◆ **WHAT IS EXPECTED**
Repeat each entry below exactly, omitting any picture it holds.

Top of RECORDS SUPPLIED

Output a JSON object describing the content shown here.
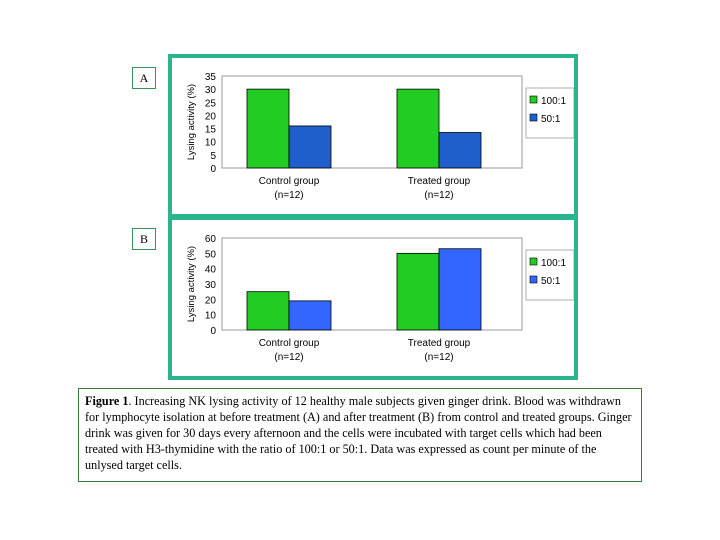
{
  "panels": [
    {
      "label": "A"
    },
    {
      "label": "B"
    }
  ],
  "colors": {
    "series1": "#22cc22",
    "series2": "#1f5fcc",
    "series2b": "#3366ff",
    "frame": "#2bb58f"
  },
  "chart_data": [
    {
      "type": "bar",
      "categories": [
        "Control group (n=12)",
        "Treated group (n=12)"
      ],
      "category_lines": [
        [
          "Control group",
          "(n=12)"
        ],
        [
          "Treated group",
          "(n=12)"
        ]
      ],
      "series": [
        {
          "name": "100:1",
          "values": [
            30,
            30
          ]
        },
        {
          "name": "50:1",
          "values": [
            16,
            13.5
          ]
        }
      ],
      "ylabel": "Lysing activity (%)",
      "xlabel": "",
      "ylim": [
        0,
        35
      ],
      "yticks": [
        0,
        5,
        10,
        15,
        20,
        25,
        30,
        35
      ],
      "legend": "right",
      "grid": false
    },
    {
      "type": "bar",
      "categories": [
        "Control group (n=12)",
        "Treated group (n=12)"
      ],
      "category_lines": [
        [
          "Control group",
          "(n=12)"
        ],
        [
          "Treated group",
          "(n=12)"
        ]
      ],
      "series": [
        {
          "name": "100:1",
          "values": [
            25,
            50
          ]
        },
        {
          "name": "50:1",
          "values": [
            19,
            53
          ]
        }
      ],
      "ylabel": "Lysing activity (%)",
      "xlabel": "",
      "ylim": [
        0,
        60
      ],
      "yticks": [
        0,
        10,
        20,
        30,
        40,
        50,
        60
      ],
      "legend": "right",
      "grid": false
    }
  ],
  "caption": {
    "label": "Figure 1",
    "text": ". Increasing NK lysing activity of 12 healthy male subjects given ginger drink. Blood was withdrawn for lymphocyte isolation at before treatment (A) and after treatment (B) from control and treated groups. Ginger drink was given for 30 days every afternoon and the cells were incubated with target cells which had been treated with H3-thymidine with the ratio of 100:1 or 50:1. Data was expressed as count per minute of the unlysed target cells."
  }
}
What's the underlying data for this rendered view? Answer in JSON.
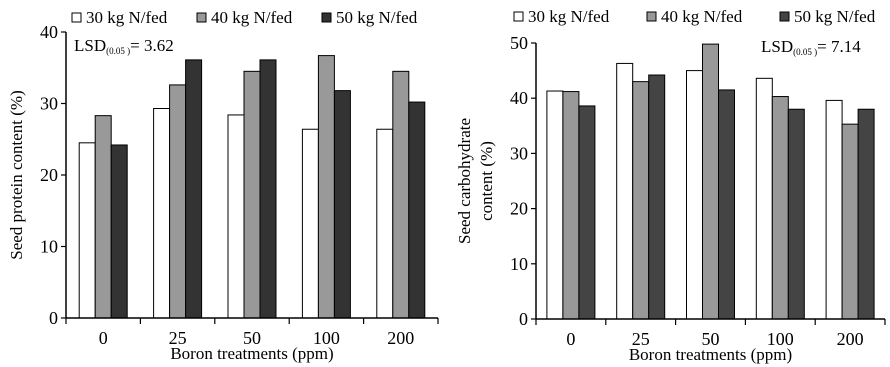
{
  "chart_data": [
    {
      "type": "bar",
      "categories": [
        "0",
        "25",
        "50",
        "100",
        "200"
      ],
      "series": [
        {
          "name": "30 kg N/fed",
          "color": "#ffffff",
          "values": [
            24.5,
            29.3,
            28.4,
            26.4,
            26.4
          ]
        },
        {
          "name": "40 kg N/fed",
          "color": "#999999",
          "values": [
            28.3,
            32.6,
            34.5,
            36.7,
            34.5
          ]
        },
        {
          "name": "50 kg N/fed",
          "color": "#333333",
          "values": [
            24.2,
            36.1,
            36.1,
            31.8,
            30.2
          ]
        }
      ],
      "xlabel": "Boron treatments (ppm)",
      "ylabel": "Seed protein content (%)",
      "ylim": [
        0,
        40
      ],
      "yticks": [
        "0",
        "10",
        "20",
        "30",
        "40"
      ],
      "annotation": {
        "prefix": "LSD",
        "subscript": "(0.05 )",
        "text": "= 3.62"
      },
      "legend_position": "top",
      "grid": false
    },
    {
      "type": "bar",
      "categories": [
        "0",
        "25",
        "50",
        "100",
        "200"
      ],
      "series": [
        {
          "name": "30 kg N/fed",
          "color": "#ffffff",
          "values": [
            41.3,
            46.3,
            45.0,
            43.6,
            39.6
          ]
        },
        {
          "name": "40 kg N/fed",
          "color": "#999999",
          "values": [
            41.2,
            43.0,
            49.8,
            40.3,
            35.3
          ]
        },
        {
          "name": "50 kg N/fed",
          "color": "#444444",
          "values": [
            38.6,
            44.2,
            41.5,
            38.0,
            38.0
          ]
        }
      ],
      "xlabel": "Boron treatments (ppm)",
      "ylabel": [
        "Seed carbohydrate",
        "content (%)"
      ],
      "ylim": [
        0,
        50
      ],
      "yticks": [
        "0",
        "10",
        "20",
        "30",
        "40",
        "50"
      ],
      "annotation": {
        "prefix": "LSD",
        "subscript": "(0.05 )",
        "text": "= 7.14"
      },
      "legend_position": "top",
      "grid": false
    }
  ]
}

Bottom of RECORDS SUPPLIED

◆ **EXERCISE OUTPUT**
Output a JSON object describing the content shown here.
{
  "panels": [
    {
      "label": "A"
    },
    {
      "label": "B"
    }
  ],
  "colors": {
    "series1": "#22cc22",
    "series2": "#1f5fcc",
    "series2b": "#3366ff",
    "frame": "#2bb58f"
  },
  "chart_data": [
    {
      "type": "bar",
      "categories": [
        "Control group (n=12)",
        "Treated group (n=12)"
      ],
      "category_lines": [
        [
          "Control group",
          "(n=12)"
        ],
        [
          "Treated group",
          "(n=12)"
        ]
      ],
      "series": [
        {
          "name": "100:1",
          "values": [
            30,
            30
          ]
        },
        {
          "name": "50:1",
          "values": [
            16,
            13.5
          ]
        }
      ],
      "ylabel": "Lysing activity (%)",
      "xlabel": "",
      "ylim": [
        0,
        35
      ],
      "yticks": [
        0,
        5,
        10,
        15,
        20,
        25,
        30,
        35
      ],
      "legend": "right",
      "grid": false
    },
    {
      "type": "bar",
      "categories": [
        "Control group (n=12)",
        "Treated group (n=12)"
      ],
      "category_lines": [
        [
          "Control group",
          "(n=12)"
        ],
        [
          "Treated group",
          "(n=12)"
        ]
      ],
      "series": [
        {
          "name": "100:1",
          "values": [
            25,
            50
          ]
        },
        {
          "name": "50:1",
          "values": [
            19,
            53
          ]
        }
      ],
      "ylabel": "Lysing activity (%)",
      "xlabel": "",
      "ylim": [
        0,
        60
      ],
      "yticks": [
        0,
        10,
        20,
        30,
        40,
        50,
        60
      ],
      "legend": "right",
      "grid": false
    }
  ],
  "caption": {
    "label": "Figure 1",
    "text": ". Increasing NK lysing activity of 12 healthy male subjects given ginger drink. Blood was withdrawn for lymphocyte isolation at before treatment (A) and after treatment (B) from control and treated groups. Ginger drink was given for 30 days every afternoon and the cells were incubated with target cells which had been treated with H3-thymidine with the ratio of 100:1 or 50:1. Data was expressed as count per minute of the unlysed target cells."
  }
}
What's the underlying data for this rendered view? Answer in JSON.
{
  "chart_data": [
    {
      "type": "bar",
      "categories": [
        "0",
        "25",
        "50",
        "100",
        "200"
      ],
      "series": [
        {
          "name": "30 kg N/fed",
          "color": "#ffffff",
          "values": [
            24.5,
            29.3,
            28.4,
            26.4,
            26.4
          ]
        },
        {
          "name": "40 kg N/fed",
          "color": "#999999",
          "values": [
            28.3,
            32.6,
            34.5,
            36.7,
            34.5
          ]
        },
        {
          "name": "50 kg N/fed",
          "color": "#333333",
          "values": [
            24.2,
            36.1,
            36.1,
            31.8,
            30.2
          ]
        }
      ],
      "xlabel": "Boron treatments (ppm)",
      "ylabel": "Seed protein content (%)",
      "ylim": [
        0,
        40
      ],
      "yticks": [
        "0",
        "10",
        "20",
        "30",
        "40"
      ],
      "annotation": {
        "prefix": "LSD",
        "subscript": "(0.05 )",
        "text": "= 3.62"
      },
      "legend_position": "top",
      "grid": false
    },
    {
      "type": "bar",
      "categories": [
        "0",
        "25",
        "50",
        "100",
        "200"
      ],
      "series": [
        {
          "name": "30 kg N/fed",
          "color": "#ffffff",
          "values": [
            41.3,
            46.3,
            45.0,
            43.6,
            39.6
          ]
        },
        {
          "name": "40 kg N/fed",
          "color": "#999999",
          "values": [
            41.2,
            43.0,
            49.8,
            40.3,
            35.3
          ]
        },
        {
          "name": "50 kg N/fed",
          "color": "#444444",
          "values": [
            38.6,
            44.2,
            41.5,
            38.0,
            38.0
          ]
        }
      ],
      "xlabel": "Boron treatments (ppm)",
      "ylabel": [
        "Seed carbohydrate",
        "content (%)"
      ],
      "ylim": [
        0,
        50
      ],
      "yticks": [
        "0",
        "10",
        "20",
        "30",
        "40",
        "50"
      ],
      "annotation": {
        "prefix": "LSD",
        "subscript": "(0.05 )",
        "text": "= 7.14"
      },
      "legend_position": "top",
      "grid": false
    }
  ]
}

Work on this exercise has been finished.